Start

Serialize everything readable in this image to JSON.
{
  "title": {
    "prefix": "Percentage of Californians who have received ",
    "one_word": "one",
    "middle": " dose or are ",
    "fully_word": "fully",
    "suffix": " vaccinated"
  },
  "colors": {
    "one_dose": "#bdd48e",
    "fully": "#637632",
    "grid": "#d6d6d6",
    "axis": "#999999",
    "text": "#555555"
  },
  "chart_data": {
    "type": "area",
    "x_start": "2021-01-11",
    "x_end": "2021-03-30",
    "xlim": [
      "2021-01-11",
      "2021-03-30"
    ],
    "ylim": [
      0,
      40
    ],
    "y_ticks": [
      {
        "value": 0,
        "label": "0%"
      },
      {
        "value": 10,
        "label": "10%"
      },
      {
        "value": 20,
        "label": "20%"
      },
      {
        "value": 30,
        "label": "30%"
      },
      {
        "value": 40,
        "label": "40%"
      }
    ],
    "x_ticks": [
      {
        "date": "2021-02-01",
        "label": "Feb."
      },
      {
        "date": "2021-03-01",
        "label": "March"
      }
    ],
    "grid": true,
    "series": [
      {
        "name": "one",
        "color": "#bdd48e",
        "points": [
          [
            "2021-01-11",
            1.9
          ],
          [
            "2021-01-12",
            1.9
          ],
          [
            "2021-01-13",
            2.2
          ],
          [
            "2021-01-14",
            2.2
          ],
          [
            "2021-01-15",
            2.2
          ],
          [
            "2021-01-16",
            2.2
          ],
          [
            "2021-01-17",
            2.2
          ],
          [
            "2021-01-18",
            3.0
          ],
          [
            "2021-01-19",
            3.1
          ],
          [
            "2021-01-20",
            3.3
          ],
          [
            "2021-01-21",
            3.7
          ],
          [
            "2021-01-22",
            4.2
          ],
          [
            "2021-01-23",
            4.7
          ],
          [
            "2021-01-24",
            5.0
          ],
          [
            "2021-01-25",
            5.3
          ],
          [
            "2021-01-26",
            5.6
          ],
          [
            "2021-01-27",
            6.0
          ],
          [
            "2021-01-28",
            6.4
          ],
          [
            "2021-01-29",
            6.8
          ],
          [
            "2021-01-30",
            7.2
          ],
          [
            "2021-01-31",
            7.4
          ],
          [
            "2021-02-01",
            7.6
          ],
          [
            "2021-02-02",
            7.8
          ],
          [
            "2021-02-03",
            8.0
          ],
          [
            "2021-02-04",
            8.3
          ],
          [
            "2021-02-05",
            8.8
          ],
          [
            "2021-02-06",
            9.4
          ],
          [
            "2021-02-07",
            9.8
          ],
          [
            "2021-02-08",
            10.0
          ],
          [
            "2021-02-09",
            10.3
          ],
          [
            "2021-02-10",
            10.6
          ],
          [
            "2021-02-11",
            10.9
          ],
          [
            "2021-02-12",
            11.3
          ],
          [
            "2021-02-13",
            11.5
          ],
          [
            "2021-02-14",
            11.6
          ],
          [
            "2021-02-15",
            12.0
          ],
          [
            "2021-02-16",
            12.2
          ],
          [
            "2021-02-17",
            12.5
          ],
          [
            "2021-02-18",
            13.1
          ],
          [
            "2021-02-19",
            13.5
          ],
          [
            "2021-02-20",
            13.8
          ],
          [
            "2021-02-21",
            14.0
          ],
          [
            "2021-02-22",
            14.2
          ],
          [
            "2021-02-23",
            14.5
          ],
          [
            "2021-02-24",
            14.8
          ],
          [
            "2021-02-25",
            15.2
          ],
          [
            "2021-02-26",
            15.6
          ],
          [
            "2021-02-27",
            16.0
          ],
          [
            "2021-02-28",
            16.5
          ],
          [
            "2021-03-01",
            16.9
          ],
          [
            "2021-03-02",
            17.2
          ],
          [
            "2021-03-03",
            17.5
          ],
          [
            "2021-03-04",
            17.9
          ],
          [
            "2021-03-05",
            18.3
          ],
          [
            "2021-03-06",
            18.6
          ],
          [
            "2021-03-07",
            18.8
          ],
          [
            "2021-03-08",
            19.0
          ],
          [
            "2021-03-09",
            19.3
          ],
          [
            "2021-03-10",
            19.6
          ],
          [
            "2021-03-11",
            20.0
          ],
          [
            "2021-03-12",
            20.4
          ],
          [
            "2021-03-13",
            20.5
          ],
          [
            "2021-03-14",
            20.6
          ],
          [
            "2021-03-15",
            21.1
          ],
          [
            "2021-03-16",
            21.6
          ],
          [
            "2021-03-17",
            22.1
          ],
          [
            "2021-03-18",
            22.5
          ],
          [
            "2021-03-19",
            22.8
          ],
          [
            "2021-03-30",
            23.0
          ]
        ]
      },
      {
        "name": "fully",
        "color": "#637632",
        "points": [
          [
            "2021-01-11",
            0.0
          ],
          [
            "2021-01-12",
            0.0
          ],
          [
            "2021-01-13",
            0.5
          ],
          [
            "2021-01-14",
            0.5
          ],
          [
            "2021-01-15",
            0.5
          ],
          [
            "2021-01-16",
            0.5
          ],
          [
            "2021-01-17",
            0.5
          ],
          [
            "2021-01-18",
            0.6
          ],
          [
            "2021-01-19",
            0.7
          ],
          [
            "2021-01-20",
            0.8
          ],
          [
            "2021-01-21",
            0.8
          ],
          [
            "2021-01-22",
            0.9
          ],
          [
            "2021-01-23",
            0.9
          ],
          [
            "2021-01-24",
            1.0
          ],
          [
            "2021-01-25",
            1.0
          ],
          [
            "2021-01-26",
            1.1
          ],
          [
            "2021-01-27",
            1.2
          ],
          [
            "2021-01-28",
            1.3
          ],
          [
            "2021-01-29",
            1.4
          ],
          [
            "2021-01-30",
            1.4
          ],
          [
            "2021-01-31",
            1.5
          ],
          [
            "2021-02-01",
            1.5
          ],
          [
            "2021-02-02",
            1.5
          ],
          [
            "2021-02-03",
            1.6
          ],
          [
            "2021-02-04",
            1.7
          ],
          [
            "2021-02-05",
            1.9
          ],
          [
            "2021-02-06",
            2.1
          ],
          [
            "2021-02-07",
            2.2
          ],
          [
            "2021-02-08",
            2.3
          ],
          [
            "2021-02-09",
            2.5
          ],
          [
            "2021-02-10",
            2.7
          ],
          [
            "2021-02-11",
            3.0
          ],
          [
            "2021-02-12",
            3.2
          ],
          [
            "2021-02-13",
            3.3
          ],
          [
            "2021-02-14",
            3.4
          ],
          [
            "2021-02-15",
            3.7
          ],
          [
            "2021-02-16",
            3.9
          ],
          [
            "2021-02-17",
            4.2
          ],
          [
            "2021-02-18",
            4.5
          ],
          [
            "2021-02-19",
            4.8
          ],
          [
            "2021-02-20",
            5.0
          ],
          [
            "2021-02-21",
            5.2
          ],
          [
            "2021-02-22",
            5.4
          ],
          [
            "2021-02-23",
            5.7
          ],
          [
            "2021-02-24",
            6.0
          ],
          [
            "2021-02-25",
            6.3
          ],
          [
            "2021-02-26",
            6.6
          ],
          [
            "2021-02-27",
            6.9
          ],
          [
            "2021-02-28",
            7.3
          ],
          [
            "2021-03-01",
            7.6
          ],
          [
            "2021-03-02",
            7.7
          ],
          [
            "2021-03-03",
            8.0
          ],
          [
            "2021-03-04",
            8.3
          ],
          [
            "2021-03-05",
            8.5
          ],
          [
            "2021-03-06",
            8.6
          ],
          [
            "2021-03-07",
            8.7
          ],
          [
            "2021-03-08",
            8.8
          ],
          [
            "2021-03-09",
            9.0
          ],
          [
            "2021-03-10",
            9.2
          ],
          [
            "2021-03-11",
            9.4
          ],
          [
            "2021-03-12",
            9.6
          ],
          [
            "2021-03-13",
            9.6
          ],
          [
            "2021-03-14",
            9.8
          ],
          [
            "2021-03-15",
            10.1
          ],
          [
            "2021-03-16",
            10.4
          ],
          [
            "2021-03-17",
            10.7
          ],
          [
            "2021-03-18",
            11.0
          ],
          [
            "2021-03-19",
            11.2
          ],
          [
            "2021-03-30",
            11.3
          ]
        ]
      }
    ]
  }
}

End

> _What to do_
From the entries, copy out each line containing the word "label".

> _Full output_
        "label": "0%"
        "label": "10%"
        "label": "20%"
        "label": "30%"
        "label": "40%"
        "label": "Feb."
        "label": "March"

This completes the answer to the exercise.